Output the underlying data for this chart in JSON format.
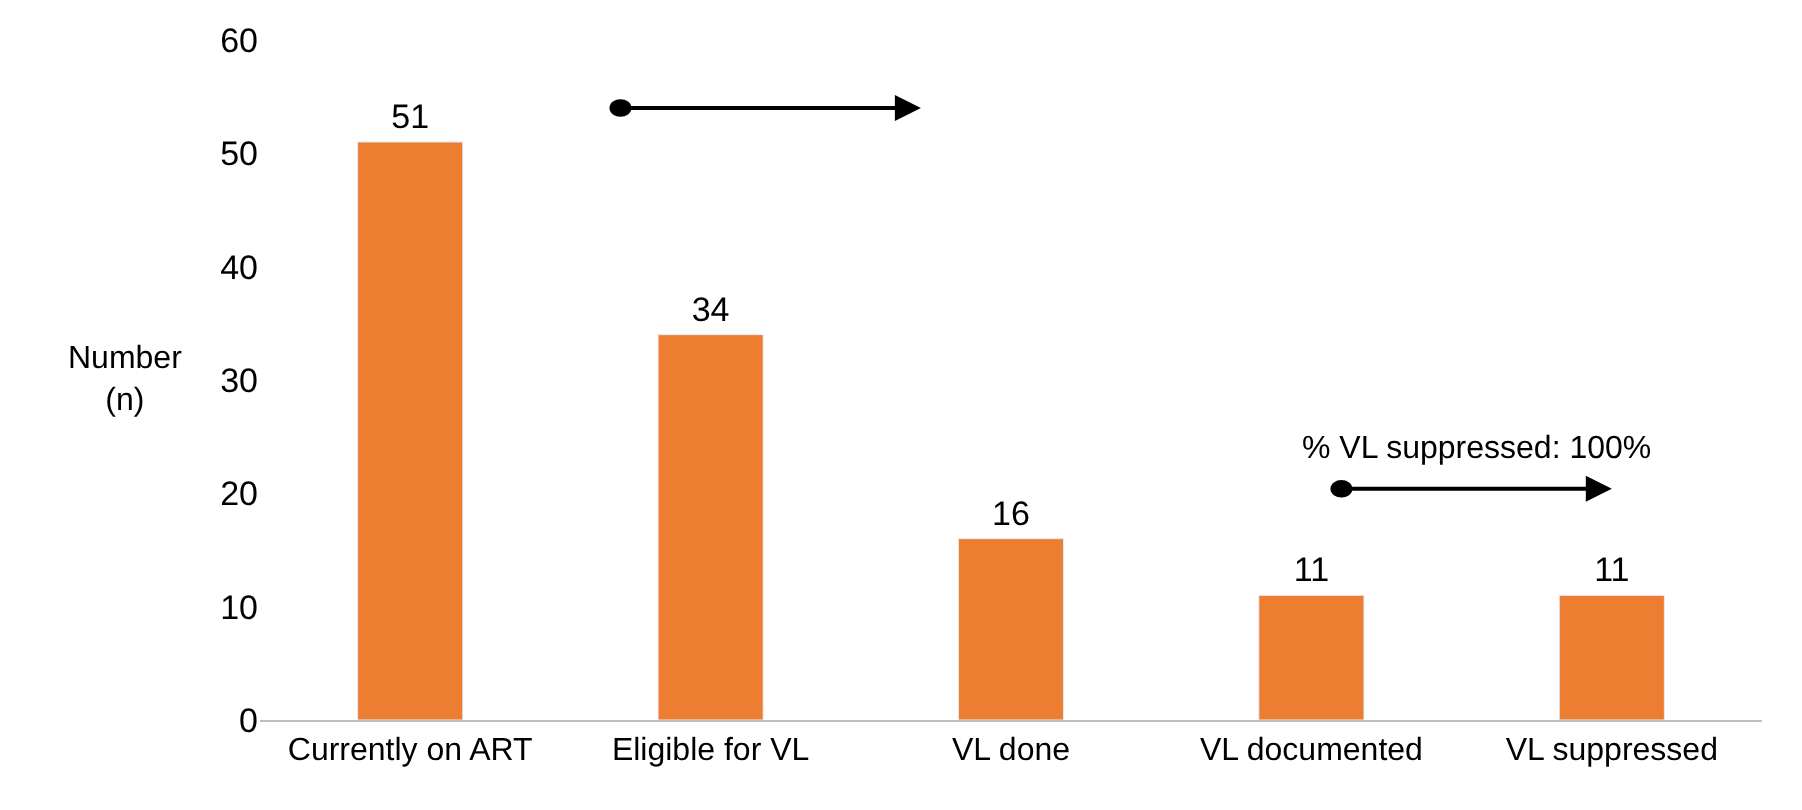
{
  "chart_data": {
    "type": "bar",
    "ylabel": "Number (n)",
    "categories": [
      "Currently on ART",
      "Eligible for VL",
      "VL done",
      "VL documented",
      "VL suppressed"
    ],
    "values": [
      51,
      34,
      16,
      11,
      11
    ],
    "color": "#ed7d31",
    "data_labels": true,
    "ylim": [
      0,
      60
    ],
    "yticks": [
      0,
      10,
      20,
      30,
      40,
      50,
      60
    ],
    "annotations": [
      "% VL suppressed: 100%"
    ]
  }
}
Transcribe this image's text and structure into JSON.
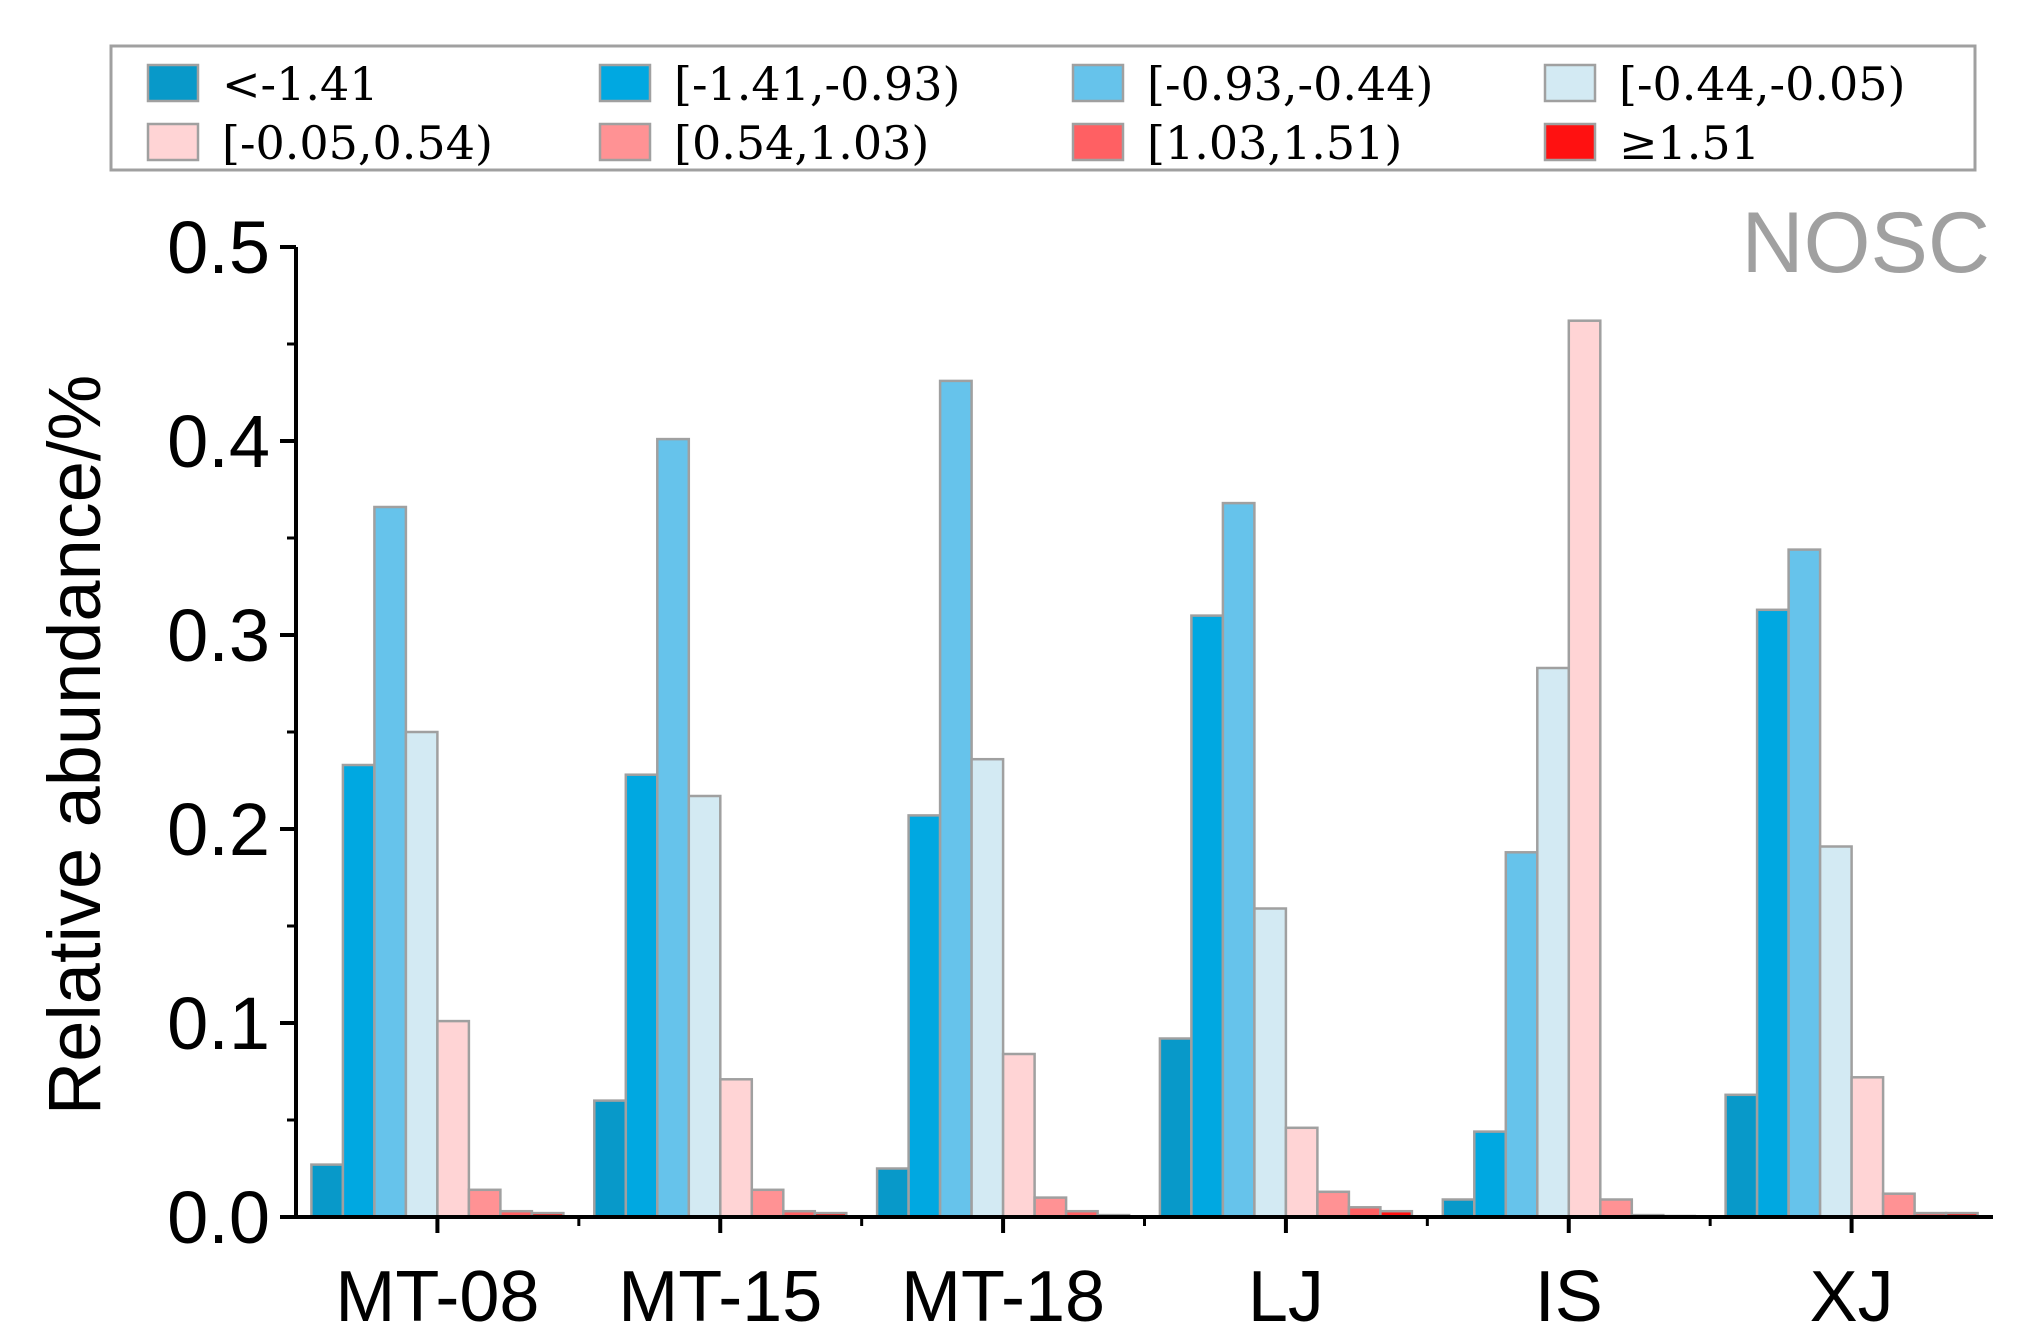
_ _ _ _ _ _ _
Exercise description: Pictures in the records must not appear in the copy; transcribe everything else precisely.

Task response:
Output the underlying data for this chart in JSON format.
{
  "chart_data": {
    "type": "bar",
    "ylabel": "Number (n)",
    "categories": [
      "Currently on ART",
      "Eligible for VL",
      "VL done",
      "VL documented",
      "VL suppressed"
    ],
    "values": [
      51,
      34,
      16,
      11,
      11
    ],
    "color": "#ed7d31",
    "data_labels": true,
    "ylim": [
      0,
      60
    ],
    "yticks": [
      0,
      10,
      20,
      30,
      40,
      50,
      60
    ],
    "annotations": [
      "% VL suppressed: 100%"
    ]
  }
}
Transcribe this image's text and structure into JSON.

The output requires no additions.